TASK INSTRUCTIONS
Look through the data below. Collect every line where the word "population" occurs.

(Rows from a figure dataset)

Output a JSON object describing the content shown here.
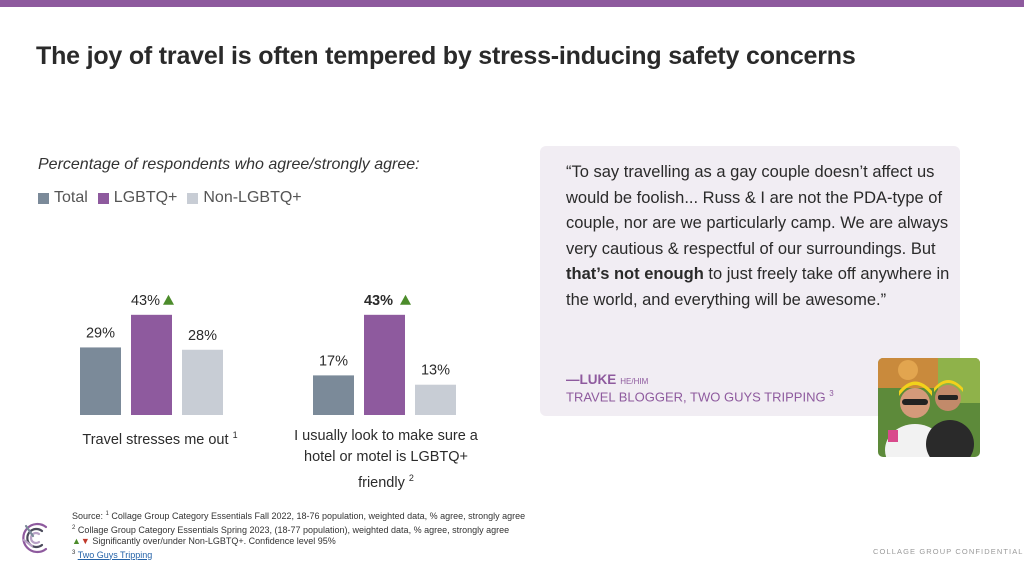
{
  "header": {
    "title": "The joy of travel is often tempered by stress-inducing safety concerns",
    "accent_color": "#8e5a9e"
  },
  "chart_data": {
    "type": "bar",
    "title": "Percentage of respondents who agree/strongly agree:",
    "series": [
      {
        "name": "Total",
        "color": "#7b8a99",
        "values": [
          29,
          17
        ]
      },
      {
        "name": "LGBTQ+",
        "color": "#8e5a9e",
        "values": [
          43,
          43
        ]
      },
      {
        "name": "Non-LGBTQ+",
        "color": "#c8cdd5",
        "values": [
          28,
          13
        ]
      }
    ],
    "categories": [
      "Travel stresses me out",
      "I usually look to make sure a hotel or motel is LGBTQ+ friendly"
    ],
    "category_footnotes": [
      "1",
      "2"
    ],
    "data_labels": [
      [
        "29%",
        "43%",
        "28%"
      ],
      [
        "17%",
        "43%",
        "13%"
      ]
    ],
    "significance": [
      [
        null,
        "up",
        null
      ],
      [
        null,
        "up",
        null
      ]
    ],
    "significance_color": "#4c8c2b",
    "ylim": [
      0,
      50
    ],
    "legend_position": "top-left",
    "grid": false
  },
  "quote": {
    "text_before_bold": "“To say travelling as a gay couple doesn’t affect us would be foolish... Russ & I are not the PDA-type of couple, nor are we particularly camp. We are always very cautious & respectful of our surroundings. But ",
    "text_bold": "that’s not enough",
    "text_after_bold": " to just freely take off anywhere in the world, and everything will be awesome.”",
    "author": "—LUKE",
    "pronoun": "HE/HIM",
    "role": "TRAVEL BLOGGER, TWO GUYS TRIPPING",
    "role_footnote": "3"
  },
  "footnotes": {
    "source_label": "Source:",
    "note1_num": "1",
    "note1": "Collage Group Category Essentials Fall 2022, 18-76 population, weighted data, % agree, strongly agree",
    "note2_num": "2",
    "note2": "Collage Group Category Essentials Spring 2023, (18-77 population), weighted data, % agree, strongly agree",
    "sig_up": "▲",
    "sig_down": "▼",
    "significance_note": "Significantly over/under Non-LGBTQ+. Confidence level 95%",
    "note3_num": "3",
    "note3_link": "Two Guys Tripping"
  },
  "footer": {
    "confidential": "COLLAGE GROUP CONFIDENTIAL"
  }
}
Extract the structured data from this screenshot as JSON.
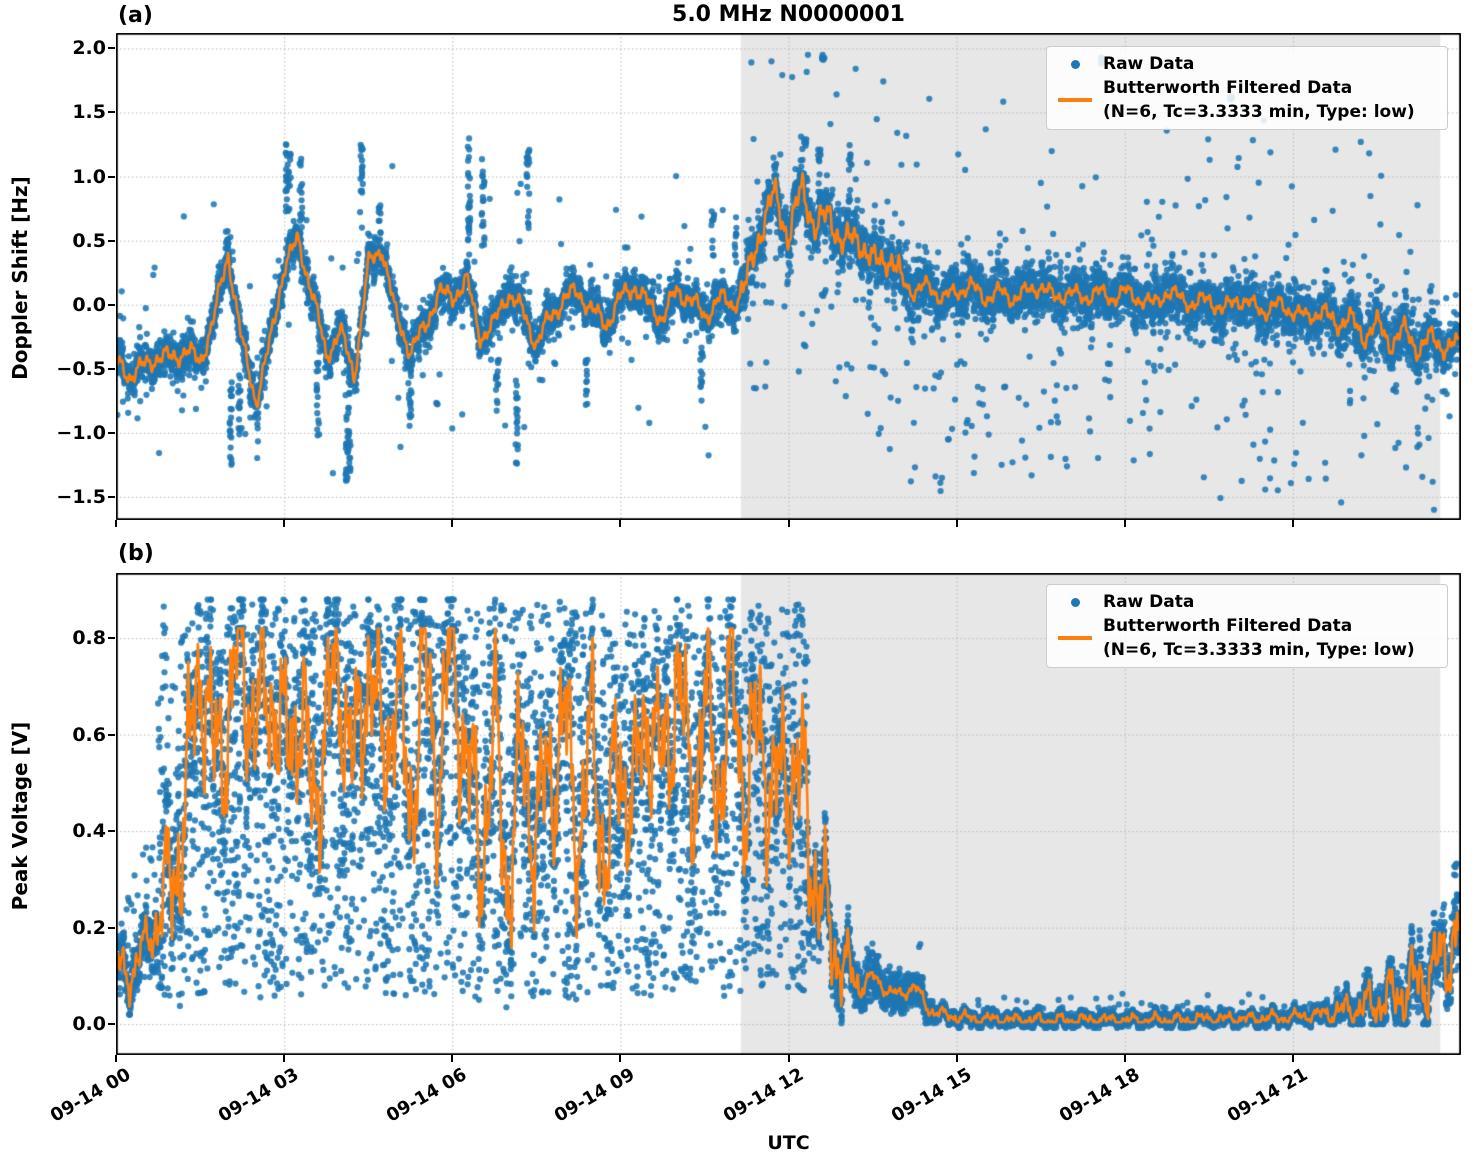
{
  "figure": {
    "title": "5.0 MHz N0000001",
    "xlabel": "UTC",
    "panel_a_label": "(a)",
    "panel_b_label": "(b)",
    "legend": {
      "raw_label": "Raw Data",
      "filtered_label": "Butterworth Filtered Data",
      "filtered_sublabel": "(N=6, Tc=3.3333 min, Type: low)"
    },
    "colors": {
      "raw": "#1f77b4",
      "filtered": "#ff7f0e",
      "shade": "#e7e7e7",
      "grid": "#b8b8b8",
      "spine": "#000000"
    },
    "xtick_labels": [
      "09-14 00",
      "09-14 03",
      "09-14 06",
      "09-14 09",
      "09-14 12",
      "09-14 15",
      "09-14 18",
      "09-14 21"
    ],
    "xtick_hours": [
      0,
      3,
      6,
      9,
      12,
      15,
      18,
      21
    ]
  },
  "chart_data": [
    {
      "id": "a",
      "type": "scatter",
      "panel_label": "(a)",
      "ylabel": "Doppler Shift [Hz]",
      "ylim": [
        -1.68,
        2.12
      ],
      "ytick_labels": [
        "2.0",
        "1.5",
        "1.0",
        "0.5",
        "0.0",
        "−0.5",
        "−1.0",
        "−1.5"
      ],
      "ytick_values": [
        2.0,
        1.5,
        1.0,
        0.5,
        0.0,
        -0.5,
        -1.0,
        -1.5
      ],
      "xlim_hours": [
        0,
        24
      ],
      "grid": true,
      "legend_position": "upper right",
      "shaded_region_hours": [
        11.15,
        23.63
      ],
      "series": [
        {
          "name": "Raw Data",
          "style": "scatter",
          "band_sd_white": 0.12,
          "band_sd_shaded": 0.17,
          "outlier_prob_white": 0.012,
          "outlier_prob_shaded": 0.05,
          "outlier_spikes": [
            [
              2.05,
              -1.3,
              -0.6
            ],
            [
              2.2,
              -1.05,
              -0.5
            ],
            [
              3.05,
              0.6,
              1.3
            ],
            [
              3.1,
              0.9,
              1.25
            ],
            [
              3.3,
              0.6,
              1.15
            ],
            [
              3.6,
              -1.05,
              -0.45
            ],
            [
              4.12,
              -1.45,
              -0.7
            ],
            [
              4.17,
              -1.3,
              -0.6
            ],
            [
              4.38,
              0.6,
              1.25
            ],
            [
              4.7,
              0.4,
              0.8
            ],
            [
              5.25,
              -0.95,
              -0.5
            ],
            [
              6.3,
              0.5,
              1.4
            ],
            [
              6.55,
              0.45,
              1.2
            ],
            [
              6.8,
              -0.85,
              -0.4
            ],
            [
              7.15,
              -1.25,
              -0.55
            ],
            [
              7.35,
              0.55,
              1.25
            ],
            [
              8.4,
              -0.8,
              -0.35
            ],
            [
              10.45,
              -0.75,
              -0.3
            ],
            [
              10.65,
              0.35,
              0.75
            ],
            [
              11.05,
              0.3,
              0.7
            ],
            [
              12.3,
              0.9,
              1.3
            ],
            [
              12.55,
              0.8,
              1.25
            ],
            [
              13.1,
              0.8,
              1.2
            ],
            [
              17.6,
              1.88,
              1.93
            ],
            [
              19.9,
              1.6,
              1.64
            ],
            [
              12.62,
              1.9,
              1.93
            ]
          ]
        },
        {
          "name": "Butterworth Filtered Data (N=6, Tc=3.3333 min, Type: low)",
          "style": "line",
          "x_start_hour": 0,
          "x_step_hours": 0.25,
          "values": [
            -0.45,
            -0.55,
            -0.48,
            -0.4,
            -0.42,
            -0.35,
            -0.45,
            -0.1,
            0.4,
            -0.3,
            -0.75,
            -0.3,
            0.3,
            0.5,
            0.1,
            -0.4,
            -0.2,
            -0.55,
            0.3,
            0.45,
            -0.1,
            -0.35,
            -0.2,
            0.1,
            0.05,
            0.2,
            -0.25,
            -0.15,
            0.1,
            -0.05,
            -0.3,
            -0.1,
            0.05,
            0.1,
            -0.05,
            -0.15,
            0.05,
            0.15,
            0.0,
            -0.1,
            0.1,
            0.05,
            -0.1,
            0.05,
            0.0,
            0.15,
            0.6,
            0.85,
            0.55,
            0.9,
            0.6,
            0.7,
            0.45,
            0.55,
            0.3,
            0.4,
            0.2,
            0.1,
            0.15,
            0.05,
            0.1,
            0.15,
            0.05,
            0.1,
            0.05,
            0.1,
            0.15,
            0.05,
            0.1,
            0.05,
            0.1,
            0.05,
            0.1,
            0.05,
            0.0,
            0.1,
            0.05,
            0.0,
            0.05,
            -0.05,
            0.05,
            0.0,
            -0.05,
            0.0,
            -0.05,
            -0.1,
            -0.05,
            -0.15,
            -0.1,
            -0.25,
            -0.15,
            -0.3,
            -0.2,
            -0.35,
            -0.25,
            -0.35,
            -0.3
          ]
        }
      ]
    },
    {
      "id": "b",
      "type": "scatter",
      "panel_label": "(b)",
      "ylabel": "Peak Voltage [V]",
      "ylim": [
        -0.064,
        0.935
      ],
      "ytick_labels": [
        "0.8",
        "0.6",
        "0.4",
        "0.2",
        "0.0"
      ],
      "ytick_values": [
        0.8,
        0.6,
        0.4,
        0.2,
        0.0
      ],
      "xlim_hours": [
        0,
        24
      ],
      "grid": true,
      "legend_position": "upper right",
      "shaded_region_hours": [
        11.15,
        23.63
      ],
      "series": [
        {
          "name": "Raw Data",
          "style": "scatter",
          "active_hours": [
            0.75,
            12.35
          ],
          "active_fill_range": [
            0.05,
            0.88
          ],
          "decay_hours": [
            12.35,
            14.6
          ],
          "flat_level": 0.008,
          "rise_start_hour": 21.4,
          "outlier_spikes": [
            [
              13.55,
              0.05,
              0.12
            ],
            [
              13.8,
              0.04,
              0.1
            ],
            [
              14.1,
              0.05,
              0.11
            ],
            [
              14.35,
              0.04,
              0.17
            ],
            [
              23.9,
              0.3,
              0.37
            ]
          ]
        },
        {
          "name": "Butterworth Filtered Data (N=6, Tc=3.3333 min, Type: low)",
          "style": "line",
          "x_start_hour": 0,
          "x_step_hours": 0.25,
          "values": [
            0.12,
            0.1,
            0.16,
            0.22,
            0.3,
            0.45,
            0.78,
            0.52,
            0.65,
            0.78,
            0.6,
            0.72,
            0.55,
            0.68,
            0.45,
            0.62,
            0.74,
            0.5,
            0.78,
            0.55,
            0.7,
            0.45,
            0.74,
            0.52,
            0.78,
            0.55,
            0.35,
            0.6,
            0.3,
            0.55,
            0.4,
            0.52,
            0.62,
            0.4,
            0.58,
            0.35,
            0.55,
            0.45,
            0.68,
            0.5,
            0.74,
            0.48,
            0.65,
            0.5,
            0.7,
            0.48,
            0.62,
            0.45,
            0.55,
            0.48,
            0.3,
            0.18,
            0.12,
            0.08,
            0.1,
            0.07,
            0.06,
            0.08,
            0.03,
            0.02,
            0.015,
            0.012,
            0.01,
            0.01,
            0.008,
            0.01,
            0.008,
            0.008,
            0.008,
            0.008,
            0.01,
            0.008,
            0.008,
            0.008,
            0.008,
            0.01,
            0.008,
            0.01,
            0.012,
            0.01,
            0.012,
            0.01,
            0.015,
            0.012,
            0.015,
            0.018,
            0.02,
            0.025,
            0.03,
            0.035,
            0.045,
            0.055,
            0.07,
            0.09,
            0.11,
            0.15,
            0.2
          ]
        }
      ]
    }
  ]
}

WORKED ANSWER
    "note1": "Collage Group Category Essentials Fall 2022, 18-76 population, weighted data, % agree, strongly agree",
    "note2": "Collage Group Category Essentials Spring 2023, (18-77 population), weighted data, % agree, strongly agree",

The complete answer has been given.